Written request:
Copy out the entries below precisely; nothing is to be omitted.

Dataset rows:

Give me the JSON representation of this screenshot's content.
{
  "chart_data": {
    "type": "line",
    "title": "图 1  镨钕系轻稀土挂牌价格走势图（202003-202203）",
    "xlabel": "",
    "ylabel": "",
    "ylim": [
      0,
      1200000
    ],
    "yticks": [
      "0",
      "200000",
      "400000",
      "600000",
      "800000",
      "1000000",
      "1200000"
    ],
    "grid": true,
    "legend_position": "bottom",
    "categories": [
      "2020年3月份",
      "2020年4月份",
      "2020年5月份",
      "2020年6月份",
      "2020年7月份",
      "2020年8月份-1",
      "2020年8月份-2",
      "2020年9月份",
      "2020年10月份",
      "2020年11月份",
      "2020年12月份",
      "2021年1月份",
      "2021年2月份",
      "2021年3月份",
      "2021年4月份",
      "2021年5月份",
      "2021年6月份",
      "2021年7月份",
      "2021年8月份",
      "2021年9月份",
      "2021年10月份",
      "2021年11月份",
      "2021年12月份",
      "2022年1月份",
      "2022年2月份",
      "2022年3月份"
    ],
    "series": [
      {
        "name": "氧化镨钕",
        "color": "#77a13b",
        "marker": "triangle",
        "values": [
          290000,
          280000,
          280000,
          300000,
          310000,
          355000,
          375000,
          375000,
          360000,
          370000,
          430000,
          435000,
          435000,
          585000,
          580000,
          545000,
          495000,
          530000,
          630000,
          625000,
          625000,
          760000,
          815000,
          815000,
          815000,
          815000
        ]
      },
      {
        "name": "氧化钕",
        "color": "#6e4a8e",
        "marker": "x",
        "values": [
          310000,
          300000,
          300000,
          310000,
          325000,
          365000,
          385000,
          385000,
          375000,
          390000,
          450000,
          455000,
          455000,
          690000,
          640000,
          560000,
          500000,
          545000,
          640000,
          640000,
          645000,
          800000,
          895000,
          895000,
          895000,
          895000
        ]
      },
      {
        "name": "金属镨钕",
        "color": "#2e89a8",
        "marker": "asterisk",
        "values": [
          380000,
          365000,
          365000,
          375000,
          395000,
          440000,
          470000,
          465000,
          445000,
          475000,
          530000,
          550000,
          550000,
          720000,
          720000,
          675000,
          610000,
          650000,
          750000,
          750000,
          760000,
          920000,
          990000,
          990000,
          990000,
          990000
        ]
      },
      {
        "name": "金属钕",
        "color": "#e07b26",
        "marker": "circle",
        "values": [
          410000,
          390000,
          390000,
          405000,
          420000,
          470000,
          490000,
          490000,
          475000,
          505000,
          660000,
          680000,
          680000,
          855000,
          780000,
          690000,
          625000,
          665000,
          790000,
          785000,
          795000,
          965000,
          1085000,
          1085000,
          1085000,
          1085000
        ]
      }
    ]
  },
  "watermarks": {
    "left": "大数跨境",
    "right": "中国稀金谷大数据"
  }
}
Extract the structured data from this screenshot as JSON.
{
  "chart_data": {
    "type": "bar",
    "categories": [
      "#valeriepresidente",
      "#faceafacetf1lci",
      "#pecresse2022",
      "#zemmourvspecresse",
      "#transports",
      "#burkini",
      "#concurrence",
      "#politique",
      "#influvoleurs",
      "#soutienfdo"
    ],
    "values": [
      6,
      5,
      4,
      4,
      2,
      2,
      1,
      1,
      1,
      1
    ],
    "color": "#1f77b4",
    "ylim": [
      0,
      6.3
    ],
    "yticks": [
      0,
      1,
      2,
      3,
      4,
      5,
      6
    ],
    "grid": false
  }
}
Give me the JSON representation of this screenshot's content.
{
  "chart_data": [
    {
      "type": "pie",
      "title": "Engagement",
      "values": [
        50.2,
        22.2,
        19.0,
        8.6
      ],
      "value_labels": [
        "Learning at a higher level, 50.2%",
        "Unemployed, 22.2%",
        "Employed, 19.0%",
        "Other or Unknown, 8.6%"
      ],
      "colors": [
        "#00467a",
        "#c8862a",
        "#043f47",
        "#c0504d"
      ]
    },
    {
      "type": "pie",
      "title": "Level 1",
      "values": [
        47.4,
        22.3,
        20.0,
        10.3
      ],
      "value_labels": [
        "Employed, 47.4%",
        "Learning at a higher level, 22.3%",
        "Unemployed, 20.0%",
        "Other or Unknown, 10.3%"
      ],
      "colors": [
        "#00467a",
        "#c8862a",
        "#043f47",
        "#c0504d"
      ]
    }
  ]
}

Written answer:
Give me the JSON representation of this screenshot's content.
{
  "chart_data": {
    "type": "line",
    "title": "图 1  镨钕系轻稀土挂牌价格走势图（202003-202203）",
    "xlabel": "",
    "ylabel": "",
    "ylim": [
      0,
      1200000
    ],
    "yticks": [
      "0",
      "200000",
      "400000",
      "600000",
      "800000",
      "1000000",
      "1200000"
    ],
    "grid": true,
    "legend_position": "bottom",
    "categories": [
      "2020年3月份",
      "2020年4月份",
      "2020年5月份",
      "2020年6月份",
      "2020年7月份",
      "2020年8月份-1",
      "2020年8月份-2",
      "2020年9月份",
      "2020年10月份",
      "2020年11月份",
      "2020年12月份",
      "2021年1月份",
      "2021年2月份",
      "2021年3月份",
      "2021年4月份",
      "2021年5月份",
      "2021年6月份",
      "2021年7月份",
      "2021年8月份",
      "2021年9月份",
      "2021年10月份",
      "2021年11月份",
      "2021年12月份",
      "2022年1月份",
      "2022年2月份",
      "2022年3月份"
    ],
    "series": [
      {
        "name": "氧化镨钕",
        "color": "#77a13b",
        "marker": "triangle",
        "values": [
          290000,
          280000,
          280000,
          300000,
          310000,
          355000,
          375000,
          375000,
          360000,
          370000,
          430000,
          435000,
          435000,
          585000,
          580000,
          545000,
          495000,
          530000,
          630000,
          625000,
          625000,
          760000,
          815000,
          815000,
          815000,
          815000
        ]
      },
      {
        "name": "氧化钕",
        "color": "#6e4a8e",
        "marker": "x",
        "values": [
          310000,
          300000,
          300000,
          310000,
          325000,
          365000,
          385000,
          385000,
          375000,
          390000,
          450000,
          455000,
          455000,
          690000,
          640000,
          560000,
          500000,
          545000,
          640000,
          640000,
          645000,
          800000,
          895000,
          895000,
          895000,
          895000
        ]
      },
      {
        "name": "金属镨钕",
        "color": "#2e89a8",
        "marker": "asterisk",
        "values": [
          380000,
          365000,
          365000,
          375000,
          395000,
          440000,
          470000,
          465000,
          445000,
          475000,
          530000,
          550000,
          550000,
          720000,
          720000,
          675000,
          610000,
          650000,
          750000,
          750000,
          760000,
          920000,
          990000,
          990000,
          990000,
          990000
        ]
      },
      {
        "name": "金属钕",
        "color": "#e07b26",
        "marker": "circle",
        "values": [
          410000,
          390000,
          390000,
          405000,
          420000,
          470000,
          490000,
          490000,
          475000,
          505000,
          660000,
          680000,
          680000,
          855000,
          780000,
          690000,
          625000,
          665000,
          790000,
          785000,
          795000,
          965000,
          1085000,
          1085000,
          1085000,
          1085000
        ]
      }
    ]
  },
  "watermarks": {
    "left": "大数跨境",
    "right": "中国稀金谷大数据"
  }
}
Extract the structured data from this screenshot as JSON.
{
  "chart_data": {
    "type": "bar",
    "categories": [
      "#valeriepresidente",
      "#faceafacetf1lci",
      "#pecresse2022",
      "#zemmourvspecresse",
      "#transports",
      "#burkini",
      "#concurrence",
      "#politique",
      "#influvoleurs",
      "#soutienfdo"
    ],
    "values": [
      6,
      5,
      4,
      4,
      2,
      2,
      1,
      1,
      1,
      1
    ],
    "color": "#1f77b4",
    "ylim": [
      0,
      6.3
    ],
    "yticks": [
      0,
      1,
      2,
      3,
      4,
      5,
      6
    ],
    "grid": false
  }
}
Give me the JSON representation of this screenshot's content.
{
  "chart_data": [
    {
      "type": "pie",
      "title": "Engagement",
      "values": [
        50.2,
        22.2,
        19.0,
        8.6
      ],
      "value_labels": [
        "Learning at a higher level, 50.2%",
        "Unemployed, 22.2%",
        "Employed, 19.0%",
        "Other or Unknown, 8.6%"
      ],
      "colors": [
        "#00467a",
        "#c8862a",
        "#043f47",
        "#c0504d"
      ]
    },
    {
      "type": "pie",
      "title": "Level 1",
      "values": [
        47.4,
        22.3,
        20.0,
        10.3
      ],
      "value_labels": [
        "Employed, 47.4%",
        "Learning at a higher level, 22.3%",
        "Unemployed, 20.0%",
        "Other or Unknown, 10.3%"
      ],
      "colors": [
        "#00467a",
        "#c8862a",
        "#043f47",
        "#c0504d"
      ]
    }
  ]
}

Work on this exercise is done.